Please list all lines of the material below in which the string "security" occurs.

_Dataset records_

+ + + +

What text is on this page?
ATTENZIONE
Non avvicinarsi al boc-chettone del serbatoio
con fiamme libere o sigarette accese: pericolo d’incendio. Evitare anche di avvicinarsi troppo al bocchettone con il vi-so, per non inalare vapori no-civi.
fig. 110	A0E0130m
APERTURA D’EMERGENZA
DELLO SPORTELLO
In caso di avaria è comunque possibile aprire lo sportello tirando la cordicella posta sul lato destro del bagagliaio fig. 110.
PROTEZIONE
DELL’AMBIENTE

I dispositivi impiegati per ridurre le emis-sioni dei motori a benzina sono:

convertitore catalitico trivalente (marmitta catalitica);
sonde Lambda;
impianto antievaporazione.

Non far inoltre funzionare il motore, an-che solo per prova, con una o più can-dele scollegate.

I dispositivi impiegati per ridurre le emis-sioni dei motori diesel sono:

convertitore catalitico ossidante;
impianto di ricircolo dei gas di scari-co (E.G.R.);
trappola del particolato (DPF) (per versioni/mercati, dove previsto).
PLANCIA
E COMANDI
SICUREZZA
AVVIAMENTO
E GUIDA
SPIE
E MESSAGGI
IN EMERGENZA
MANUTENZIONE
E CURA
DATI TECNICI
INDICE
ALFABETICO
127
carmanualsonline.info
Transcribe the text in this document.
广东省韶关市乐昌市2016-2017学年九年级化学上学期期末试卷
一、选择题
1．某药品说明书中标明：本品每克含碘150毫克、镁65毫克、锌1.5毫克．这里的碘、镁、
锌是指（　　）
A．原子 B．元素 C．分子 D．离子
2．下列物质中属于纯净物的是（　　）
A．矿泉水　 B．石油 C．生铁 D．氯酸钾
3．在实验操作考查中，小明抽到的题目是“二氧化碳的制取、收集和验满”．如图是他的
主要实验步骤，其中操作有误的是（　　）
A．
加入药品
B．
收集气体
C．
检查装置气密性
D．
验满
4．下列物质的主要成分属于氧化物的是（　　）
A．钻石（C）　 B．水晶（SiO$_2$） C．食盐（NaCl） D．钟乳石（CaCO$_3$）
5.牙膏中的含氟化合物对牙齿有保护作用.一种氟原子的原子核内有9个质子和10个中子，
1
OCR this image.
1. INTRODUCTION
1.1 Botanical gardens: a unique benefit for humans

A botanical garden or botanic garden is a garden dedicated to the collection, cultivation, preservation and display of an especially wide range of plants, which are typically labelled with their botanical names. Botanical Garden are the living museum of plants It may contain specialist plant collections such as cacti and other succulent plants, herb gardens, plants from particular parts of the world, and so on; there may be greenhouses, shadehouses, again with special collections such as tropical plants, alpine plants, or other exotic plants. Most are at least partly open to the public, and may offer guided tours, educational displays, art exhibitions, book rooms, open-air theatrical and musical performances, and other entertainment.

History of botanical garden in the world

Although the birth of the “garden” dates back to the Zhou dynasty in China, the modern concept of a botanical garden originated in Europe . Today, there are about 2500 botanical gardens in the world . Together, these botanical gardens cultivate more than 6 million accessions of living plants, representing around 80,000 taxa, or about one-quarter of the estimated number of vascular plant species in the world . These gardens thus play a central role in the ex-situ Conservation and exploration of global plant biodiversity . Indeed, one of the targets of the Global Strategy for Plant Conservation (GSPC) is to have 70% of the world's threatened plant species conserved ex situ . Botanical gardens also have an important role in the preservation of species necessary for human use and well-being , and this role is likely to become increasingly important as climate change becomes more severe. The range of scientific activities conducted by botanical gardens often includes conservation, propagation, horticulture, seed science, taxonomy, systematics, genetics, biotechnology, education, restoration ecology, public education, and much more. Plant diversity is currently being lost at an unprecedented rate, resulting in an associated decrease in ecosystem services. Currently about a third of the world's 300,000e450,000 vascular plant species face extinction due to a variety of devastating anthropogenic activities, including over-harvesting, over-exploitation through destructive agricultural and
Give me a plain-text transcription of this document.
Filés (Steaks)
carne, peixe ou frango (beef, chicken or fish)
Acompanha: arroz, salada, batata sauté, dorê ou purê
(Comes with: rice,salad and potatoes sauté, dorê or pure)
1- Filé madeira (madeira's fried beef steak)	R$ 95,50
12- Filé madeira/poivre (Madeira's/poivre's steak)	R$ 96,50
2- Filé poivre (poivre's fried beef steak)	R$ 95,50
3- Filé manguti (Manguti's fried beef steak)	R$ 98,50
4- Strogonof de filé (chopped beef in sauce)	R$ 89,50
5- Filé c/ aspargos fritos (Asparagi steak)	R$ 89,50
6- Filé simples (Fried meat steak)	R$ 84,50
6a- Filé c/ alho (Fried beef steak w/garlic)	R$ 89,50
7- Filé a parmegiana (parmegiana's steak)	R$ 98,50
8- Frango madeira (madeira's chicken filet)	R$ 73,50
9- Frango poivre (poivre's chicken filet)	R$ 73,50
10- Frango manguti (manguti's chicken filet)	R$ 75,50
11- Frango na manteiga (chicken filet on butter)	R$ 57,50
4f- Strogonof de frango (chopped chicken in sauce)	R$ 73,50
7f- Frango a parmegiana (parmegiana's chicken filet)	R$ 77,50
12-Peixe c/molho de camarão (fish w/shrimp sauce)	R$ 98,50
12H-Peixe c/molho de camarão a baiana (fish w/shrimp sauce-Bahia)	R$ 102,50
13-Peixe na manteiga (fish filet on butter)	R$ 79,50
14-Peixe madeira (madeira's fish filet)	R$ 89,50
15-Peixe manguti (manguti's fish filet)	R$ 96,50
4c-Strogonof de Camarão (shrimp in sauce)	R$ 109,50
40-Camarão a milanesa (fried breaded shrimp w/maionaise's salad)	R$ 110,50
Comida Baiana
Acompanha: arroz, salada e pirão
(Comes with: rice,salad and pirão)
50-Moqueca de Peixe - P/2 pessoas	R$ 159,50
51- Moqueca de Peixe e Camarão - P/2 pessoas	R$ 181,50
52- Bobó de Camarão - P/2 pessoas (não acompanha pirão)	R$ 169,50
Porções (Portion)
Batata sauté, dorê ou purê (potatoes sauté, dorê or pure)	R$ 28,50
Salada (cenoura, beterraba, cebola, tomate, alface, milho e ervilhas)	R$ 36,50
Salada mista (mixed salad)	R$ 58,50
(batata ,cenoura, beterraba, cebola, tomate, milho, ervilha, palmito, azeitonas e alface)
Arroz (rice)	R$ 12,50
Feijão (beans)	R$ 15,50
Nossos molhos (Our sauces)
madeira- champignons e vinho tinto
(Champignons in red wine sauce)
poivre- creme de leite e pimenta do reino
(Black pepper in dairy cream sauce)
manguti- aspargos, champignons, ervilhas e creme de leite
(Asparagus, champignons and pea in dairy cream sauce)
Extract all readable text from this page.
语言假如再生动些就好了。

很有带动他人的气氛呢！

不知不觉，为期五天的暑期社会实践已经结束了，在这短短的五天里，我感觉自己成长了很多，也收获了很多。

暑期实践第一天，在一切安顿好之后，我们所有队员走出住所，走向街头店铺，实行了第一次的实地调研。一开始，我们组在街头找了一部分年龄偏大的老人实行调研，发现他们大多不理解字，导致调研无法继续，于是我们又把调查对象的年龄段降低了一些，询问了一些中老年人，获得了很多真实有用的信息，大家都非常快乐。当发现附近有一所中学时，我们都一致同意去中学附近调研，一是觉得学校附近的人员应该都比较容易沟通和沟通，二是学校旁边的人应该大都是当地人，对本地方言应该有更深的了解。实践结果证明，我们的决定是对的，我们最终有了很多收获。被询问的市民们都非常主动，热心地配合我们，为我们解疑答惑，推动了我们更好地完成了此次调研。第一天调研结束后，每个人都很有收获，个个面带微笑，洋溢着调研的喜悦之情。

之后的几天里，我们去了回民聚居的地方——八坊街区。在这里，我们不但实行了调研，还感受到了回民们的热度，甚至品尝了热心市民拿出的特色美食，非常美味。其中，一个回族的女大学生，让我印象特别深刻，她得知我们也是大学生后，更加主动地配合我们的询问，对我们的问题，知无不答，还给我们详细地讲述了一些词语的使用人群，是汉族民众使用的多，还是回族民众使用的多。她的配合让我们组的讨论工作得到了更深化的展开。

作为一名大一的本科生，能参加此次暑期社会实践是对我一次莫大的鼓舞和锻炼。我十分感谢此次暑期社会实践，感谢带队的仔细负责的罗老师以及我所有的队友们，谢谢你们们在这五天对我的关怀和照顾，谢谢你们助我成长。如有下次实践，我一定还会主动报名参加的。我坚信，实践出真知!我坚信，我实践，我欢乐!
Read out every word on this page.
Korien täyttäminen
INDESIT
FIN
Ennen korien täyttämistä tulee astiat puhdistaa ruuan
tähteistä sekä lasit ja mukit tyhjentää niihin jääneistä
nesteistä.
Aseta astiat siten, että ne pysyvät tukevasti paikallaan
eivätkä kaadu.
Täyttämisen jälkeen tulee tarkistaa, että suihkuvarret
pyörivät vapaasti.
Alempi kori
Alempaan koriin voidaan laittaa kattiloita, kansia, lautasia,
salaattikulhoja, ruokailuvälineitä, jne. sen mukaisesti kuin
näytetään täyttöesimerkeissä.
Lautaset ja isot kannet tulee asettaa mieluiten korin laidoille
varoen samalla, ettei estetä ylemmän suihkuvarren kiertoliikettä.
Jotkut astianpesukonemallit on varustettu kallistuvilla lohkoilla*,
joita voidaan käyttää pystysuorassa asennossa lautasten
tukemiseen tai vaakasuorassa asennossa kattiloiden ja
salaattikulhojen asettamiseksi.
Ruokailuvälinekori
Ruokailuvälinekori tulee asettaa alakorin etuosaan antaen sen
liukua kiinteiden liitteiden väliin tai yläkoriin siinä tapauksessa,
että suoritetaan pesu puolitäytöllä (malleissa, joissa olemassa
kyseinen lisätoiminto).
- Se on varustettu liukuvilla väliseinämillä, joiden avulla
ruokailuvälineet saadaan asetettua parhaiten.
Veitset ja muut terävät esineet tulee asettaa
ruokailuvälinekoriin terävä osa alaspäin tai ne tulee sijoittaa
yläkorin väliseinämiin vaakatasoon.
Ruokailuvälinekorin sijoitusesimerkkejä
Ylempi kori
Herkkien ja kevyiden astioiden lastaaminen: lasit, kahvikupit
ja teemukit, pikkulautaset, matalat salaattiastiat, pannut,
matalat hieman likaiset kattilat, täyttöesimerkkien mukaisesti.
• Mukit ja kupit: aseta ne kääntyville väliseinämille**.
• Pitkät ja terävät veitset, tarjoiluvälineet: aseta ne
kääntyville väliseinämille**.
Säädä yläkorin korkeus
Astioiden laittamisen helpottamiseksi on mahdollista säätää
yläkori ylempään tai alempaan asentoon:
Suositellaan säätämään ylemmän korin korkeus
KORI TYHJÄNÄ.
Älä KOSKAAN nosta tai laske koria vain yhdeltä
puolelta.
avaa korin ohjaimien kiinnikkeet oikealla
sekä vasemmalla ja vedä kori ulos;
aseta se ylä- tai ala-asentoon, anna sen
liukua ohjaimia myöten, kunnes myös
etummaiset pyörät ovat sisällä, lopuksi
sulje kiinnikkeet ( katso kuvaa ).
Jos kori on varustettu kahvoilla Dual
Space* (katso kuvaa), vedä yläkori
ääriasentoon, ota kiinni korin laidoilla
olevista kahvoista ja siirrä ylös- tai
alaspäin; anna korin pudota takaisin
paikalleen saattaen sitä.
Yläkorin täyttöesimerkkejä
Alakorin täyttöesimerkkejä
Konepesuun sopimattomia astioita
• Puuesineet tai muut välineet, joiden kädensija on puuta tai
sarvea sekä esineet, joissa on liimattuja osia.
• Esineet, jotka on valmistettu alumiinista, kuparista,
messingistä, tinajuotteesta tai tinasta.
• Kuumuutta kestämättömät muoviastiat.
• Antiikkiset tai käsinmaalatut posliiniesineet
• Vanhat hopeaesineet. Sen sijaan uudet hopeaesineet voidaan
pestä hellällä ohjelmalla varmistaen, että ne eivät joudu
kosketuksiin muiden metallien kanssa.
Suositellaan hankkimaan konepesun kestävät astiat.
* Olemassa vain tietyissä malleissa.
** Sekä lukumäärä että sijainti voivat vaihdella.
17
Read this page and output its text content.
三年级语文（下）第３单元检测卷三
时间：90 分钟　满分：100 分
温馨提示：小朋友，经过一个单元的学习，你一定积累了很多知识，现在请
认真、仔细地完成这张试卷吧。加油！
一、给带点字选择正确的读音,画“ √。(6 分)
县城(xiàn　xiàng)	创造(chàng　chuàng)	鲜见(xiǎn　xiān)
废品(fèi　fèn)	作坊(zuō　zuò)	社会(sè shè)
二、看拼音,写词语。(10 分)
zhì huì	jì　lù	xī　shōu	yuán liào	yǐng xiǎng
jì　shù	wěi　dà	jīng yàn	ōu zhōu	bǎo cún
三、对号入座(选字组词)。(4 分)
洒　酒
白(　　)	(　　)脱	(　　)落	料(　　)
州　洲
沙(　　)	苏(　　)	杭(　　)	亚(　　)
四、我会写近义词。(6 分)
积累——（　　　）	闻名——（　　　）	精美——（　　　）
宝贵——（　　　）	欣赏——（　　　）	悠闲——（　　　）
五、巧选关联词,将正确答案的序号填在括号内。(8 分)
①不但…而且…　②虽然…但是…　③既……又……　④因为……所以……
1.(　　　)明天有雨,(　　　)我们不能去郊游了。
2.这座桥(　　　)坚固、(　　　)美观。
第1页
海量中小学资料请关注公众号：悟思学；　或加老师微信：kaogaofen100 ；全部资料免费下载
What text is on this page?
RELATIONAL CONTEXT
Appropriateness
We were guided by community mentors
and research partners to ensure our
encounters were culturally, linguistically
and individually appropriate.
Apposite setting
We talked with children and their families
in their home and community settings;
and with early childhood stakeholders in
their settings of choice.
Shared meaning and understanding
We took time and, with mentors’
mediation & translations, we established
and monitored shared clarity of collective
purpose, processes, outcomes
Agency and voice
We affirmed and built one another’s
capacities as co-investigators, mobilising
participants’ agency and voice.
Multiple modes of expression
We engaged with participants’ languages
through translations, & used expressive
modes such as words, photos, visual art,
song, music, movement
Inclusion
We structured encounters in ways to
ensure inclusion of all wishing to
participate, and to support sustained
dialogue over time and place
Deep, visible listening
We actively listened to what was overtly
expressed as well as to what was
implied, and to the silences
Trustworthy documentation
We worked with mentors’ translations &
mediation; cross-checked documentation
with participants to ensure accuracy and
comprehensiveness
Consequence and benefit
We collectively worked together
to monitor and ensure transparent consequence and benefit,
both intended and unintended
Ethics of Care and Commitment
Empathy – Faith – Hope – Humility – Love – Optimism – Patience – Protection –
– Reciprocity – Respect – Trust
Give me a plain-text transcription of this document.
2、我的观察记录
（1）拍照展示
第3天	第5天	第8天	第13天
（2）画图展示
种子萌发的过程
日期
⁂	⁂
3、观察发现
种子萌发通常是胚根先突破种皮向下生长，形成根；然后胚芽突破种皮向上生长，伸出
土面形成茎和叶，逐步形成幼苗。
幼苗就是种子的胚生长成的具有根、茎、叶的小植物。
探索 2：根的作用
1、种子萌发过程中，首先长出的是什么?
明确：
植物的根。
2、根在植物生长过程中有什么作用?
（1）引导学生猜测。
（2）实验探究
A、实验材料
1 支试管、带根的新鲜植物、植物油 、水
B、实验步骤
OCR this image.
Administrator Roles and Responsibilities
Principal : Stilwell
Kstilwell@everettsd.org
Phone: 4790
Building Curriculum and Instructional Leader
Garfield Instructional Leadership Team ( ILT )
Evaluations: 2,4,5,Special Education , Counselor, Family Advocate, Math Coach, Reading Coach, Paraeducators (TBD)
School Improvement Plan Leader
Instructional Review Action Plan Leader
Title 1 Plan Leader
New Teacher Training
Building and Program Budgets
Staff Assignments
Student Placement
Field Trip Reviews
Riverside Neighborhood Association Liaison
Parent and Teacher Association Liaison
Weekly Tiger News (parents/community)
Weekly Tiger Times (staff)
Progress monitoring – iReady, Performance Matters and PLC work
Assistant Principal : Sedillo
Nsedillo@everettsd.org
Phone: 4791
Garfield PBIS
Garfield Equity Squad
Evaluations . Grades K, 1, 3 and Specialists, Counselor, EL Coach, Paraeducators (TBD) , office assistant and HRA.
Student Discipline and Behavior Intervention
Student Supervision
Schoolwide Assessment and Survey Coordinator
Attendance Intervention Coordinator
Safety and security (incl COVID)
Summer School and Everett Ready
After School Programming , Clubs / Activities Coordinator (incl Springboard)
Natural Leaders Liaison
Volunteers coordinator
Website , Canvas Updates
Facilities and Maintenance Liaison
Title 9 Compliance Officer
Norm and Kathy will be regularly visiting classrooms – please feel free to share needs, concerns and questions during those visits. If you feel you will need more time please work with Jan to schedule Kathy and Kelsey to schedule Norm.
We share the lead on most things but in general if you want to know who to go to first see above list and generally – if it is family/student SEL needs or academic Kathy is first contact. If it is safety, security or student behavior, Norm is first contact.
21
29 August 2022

+ + + +

_Full solution_
Safety and security (incl COVID)
We share the lead on most things but in general if you want to know who to go to first see above list and generally – if it is family/student SEL needs or academic Kathy is first contact. If it is safety, security or student behavior, Norm is first contact.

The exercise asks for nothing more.